⟨

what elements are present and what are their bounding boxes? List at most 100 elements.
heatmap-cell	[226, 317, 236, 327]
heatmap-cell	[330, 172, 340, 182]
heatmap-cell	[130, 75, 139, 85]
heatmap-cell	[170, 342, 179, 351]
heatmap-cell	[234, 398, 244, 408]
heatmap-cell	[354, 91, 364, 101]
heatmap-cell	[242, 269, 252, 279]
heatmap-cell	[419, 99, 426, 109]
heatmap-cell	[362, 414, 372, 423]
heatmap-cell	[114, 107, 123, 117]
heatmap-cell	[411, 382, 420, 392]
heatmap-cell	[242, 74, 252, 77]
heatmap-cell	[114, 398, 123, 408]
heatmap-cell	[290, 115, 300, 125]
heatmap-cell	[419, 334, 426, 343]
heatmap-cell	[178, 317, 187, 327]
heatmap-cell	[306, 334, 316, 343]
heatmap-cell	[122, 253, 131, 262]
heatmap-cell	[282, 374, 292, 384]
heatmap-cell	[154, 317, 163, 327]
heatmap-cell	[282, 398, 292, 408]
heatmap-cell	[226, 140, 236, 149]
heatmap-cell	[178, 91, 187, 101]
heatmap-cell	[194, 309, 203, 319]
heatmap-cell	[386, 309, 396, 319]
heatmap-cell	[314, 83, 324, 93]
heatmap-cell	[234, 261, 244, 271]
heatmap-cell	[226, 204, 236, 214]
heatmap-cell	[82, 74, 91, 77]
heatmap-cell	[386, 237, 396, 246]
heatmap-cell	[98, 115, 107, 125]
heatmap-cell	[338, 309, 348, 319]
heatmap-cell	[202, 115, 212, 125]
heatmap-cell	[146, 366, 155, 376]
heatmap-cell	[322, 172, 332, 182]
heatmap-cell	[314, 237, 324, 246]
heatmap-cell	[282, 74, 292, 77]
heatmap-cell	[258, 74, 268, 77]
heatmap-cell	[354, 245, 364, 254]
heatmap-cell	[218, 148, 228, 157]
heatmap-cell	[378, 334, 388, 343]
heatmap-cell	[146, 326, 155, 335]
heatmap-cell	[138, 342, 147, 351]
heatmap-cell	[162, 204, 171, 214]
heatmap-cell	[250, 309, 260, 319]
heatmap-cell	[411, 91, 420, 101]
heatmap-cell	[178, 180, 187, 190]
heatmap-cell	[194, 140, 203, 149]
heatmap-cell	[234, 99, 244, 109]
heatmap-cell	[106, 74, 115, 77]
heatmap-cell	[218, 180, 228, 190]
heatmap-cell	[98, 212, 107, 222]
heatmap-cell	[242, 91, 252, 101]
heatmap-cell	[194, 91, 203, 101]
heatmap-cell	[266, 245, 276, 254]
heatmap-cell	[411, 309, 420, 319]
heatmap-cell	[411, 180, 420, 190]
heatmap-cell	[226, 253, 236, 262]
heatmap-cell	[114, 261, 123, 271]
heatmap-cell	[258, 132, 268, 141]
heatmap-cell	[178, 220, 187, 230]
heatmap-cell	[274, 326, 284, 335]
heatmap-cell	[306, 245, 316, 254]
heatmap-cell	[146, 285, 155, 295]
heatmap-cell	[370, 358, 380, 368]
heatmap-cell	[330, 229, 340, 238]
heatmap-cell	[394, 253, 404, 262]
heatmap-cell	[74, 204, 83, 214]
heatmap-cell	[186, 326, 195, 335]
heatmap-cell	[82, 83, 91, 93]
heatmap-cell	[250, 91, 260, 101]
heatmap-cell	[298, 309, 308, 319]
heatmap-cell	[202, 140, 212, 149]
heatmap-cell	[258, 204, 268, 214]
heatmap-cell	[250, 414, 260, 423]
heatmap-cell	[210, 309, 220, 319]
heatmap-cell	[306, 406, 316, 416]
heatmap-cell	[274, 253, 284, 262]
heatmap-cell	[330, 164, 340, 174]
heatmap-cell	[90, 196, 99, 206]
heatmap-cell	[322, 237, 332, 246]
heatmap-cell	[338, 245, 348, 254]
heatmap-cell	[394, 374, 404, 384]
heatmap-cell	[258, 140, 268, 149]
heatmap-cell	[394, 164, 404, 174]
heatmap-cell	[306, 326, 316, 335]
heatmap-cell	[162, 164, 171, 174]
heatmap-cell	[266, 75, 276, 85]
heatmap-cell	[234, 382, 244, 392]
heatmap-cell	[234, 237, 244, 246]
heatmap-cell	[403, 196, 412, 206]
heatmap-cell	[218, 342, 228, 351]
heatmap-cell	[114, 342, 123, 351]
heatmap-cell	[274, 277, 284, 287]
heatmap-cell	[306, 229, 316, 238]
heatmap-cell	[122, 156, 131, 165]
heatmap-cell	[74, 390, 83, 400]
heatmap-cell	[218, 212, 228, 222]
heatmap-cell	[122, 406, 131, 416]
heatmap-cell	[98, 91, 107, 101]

⟩

> _PROBLEM TO SOLVE_
Copy every one of the records above, line for line, with no changes.

> _COMPLETE OUTPUT_
what elements are present and what are their bounding boxes? List at most 100 elements.
heatmap-cell	[226, 317, 236, 327]
heatmap-cell	[330, 172, 340, 182]
heatmap-cell	[130, 75, 139, 85]
heatmap-cell	[170, 342, 179, 351]
heatmap-cell	[234, 398, 244, 408]
heatmap-cell	[354, 91, 364, 101]
heatmap-cell	[242, 269, 252, 279]
heatmap-cell	[419, 99, 426, 109]
heatmap-cell	[362, 414, 372, 423]
heatmap-cell	[114, 107, 123, 117]
heatmap-cell	[411, 382, 420, 392]
heatmap-cell	[242, 74, 252, 77]
heatmap-cell	[114, 398, 123, 408]
heatmap-cell	[290, 115, 300, 125]
heatmap-cell	[419, 334, 426, 343]
heatmap-cell	[178, 317, 187, 327]
heatmap-cell	[306, 334, 316, 343]
heatmap-cell	[122, 253, 131, 262]
heatmap-cell	[282, 374, 292, 384]
heatmap-cell	[154, 317, 163, 327]
heatmap-cell	[282, 398, 292, 408]
heatmap-cell	[226, 140, 236, 149]
heatmap-cell	[178, 91, 187, 101]
heatmap-cell	[194, 309, 203, 319]
heatmap-cell	[386, 309, 396, 319]
heatmap-cell	[314, 83, 324, 93]
heatmap-cell	[234, 261, 244, 271]
heatmap-cell	[226, 204, 236, 214]
heatmap-cell	[82, 74, 91, 77]
heatmap-cell	[386, 237, 396, 246]
heatmap-cell	[98, 115, 107, 125]
heatmap-cell	[338, 309, 348, 319]
heatmap-cell	[202, 115, 212, 125]
heatmap-cell	[146, 366, 155, 376]
heatmap-cell	[322, 172, 332, 182]
heatmap-cell	[314, 237, 324, 246]
heatmap-cell	[282, 74, 292, 77]
heatmap-cell	[258, 74, 268, 77]
heatmap-cell	[354, 245, 364, 254]
heatmap-cell	[218, 148, 228, 157]
heatmap-cell	[378, 334, 388, 343]
heatmap-cell	[146, 326, 155, 335]
heatmap-cell	[138, 342, 147, 351]
heatmap-cell	[162, 204, 171, 214]
heatmap-cell	[250, 309, 260, 319]
heatmap-cell	[411, 91, 420, 101]
heatmap-cell	[178, 180, 187, 190]
heatmap-cell	[194, 140, 203, 149]
heatmap-cell	[234, 99, 244, 109]
heatmap-cell	[106, 74, 115, 77]
heatmap-cell	[218, 180, 228, 190]
heatmap-cell	[98, 212, 107, 222]
heatmap-cell	[242, 91, 252, 101]
heatmap-cell	[194, 91, 203, 101]
heatmap-cell	[266, 245, 276, 254]
heatmap-cell	[411, 309, 420, 319]
heatmap-cell	[411, 180, 420, 190]
heatmap-cell	[226, 253, 236, 262]
heatmap-cell	[114, 261, 123, 271]
heatmap-cell	[258, 132, 268, 141]
heatmap-cell	[178, 220, 187, 230]
heatmap-cell	[274, 326, 284, 335]
heatmap-cell	[306, 245, 316, 254]
heatmap-cell	[146, 285, 155, 295]
heatmap-cell	[370, 358, 380, 368]
heatmap-cell	[330, 229, 340, 238]
heatmap-cell	[394, 253, 404, 262]
heatmap-cell	[74, 204, 83, 214]
heatmap-cell	[186, 326, 195, 335]
heatmap-cell	[82, 83, 91, 93]
heatmap-cell	[250, 91, 260, 101]
heatmap-cell	[298, 309, 308, 319]
heatmap-cell	[202, 140, 212, 149]
heatmap-cell	[258, 204, 268, 214]
heatmap-cell	[250, 414, 260, 423]
heatmap-cell	[210, 309, 220, 319]
heatmap-cell	[306, 406, 316, 416]
heatmap-cell	[274, 253, 284, 262]
heatmap-cell	[330, 164, 340, 174]
heatmap-cell	[90, 196, 99, 206]
heatmap-cell	[322, 237, 332, 246]
heatmap-cell	[338, 245, 348, 254]
heatmap-cell	[394, 374, 404, 384]
heatmap-cell	[258, 140, 268, 149]
heatmap-cell	[394, 164, 404, 174]
heatmap-cell	[306, 326, 316, 335]
heatmap-cell	[162, 164, 171, 174]
heatmap-cell	[266, 75, 276, 85]
heatmap-cell	[234, 382, 244, 392]
heatmap-cell	[234, 237, 244, 246]
heatmap-cell	[403, 196, 412, 206]
heatmap-cell	[218, 342, 228, 351]
heatmap-cell	[114, 342, 123, 351]
heatmap-cell	[274, 277, 284, 287]
heatmap-cell	[306, 229, 316, 238]
heatmap-cell	[122, 156, 131, 165]
heatmap-cell	[74, 390, 83, 400]
heatmap-cell	[218, 212, 228, 222]
heatmap-cell	[122, 406, 131, 416]
heatmap-cell	[98, 91, 107, 101]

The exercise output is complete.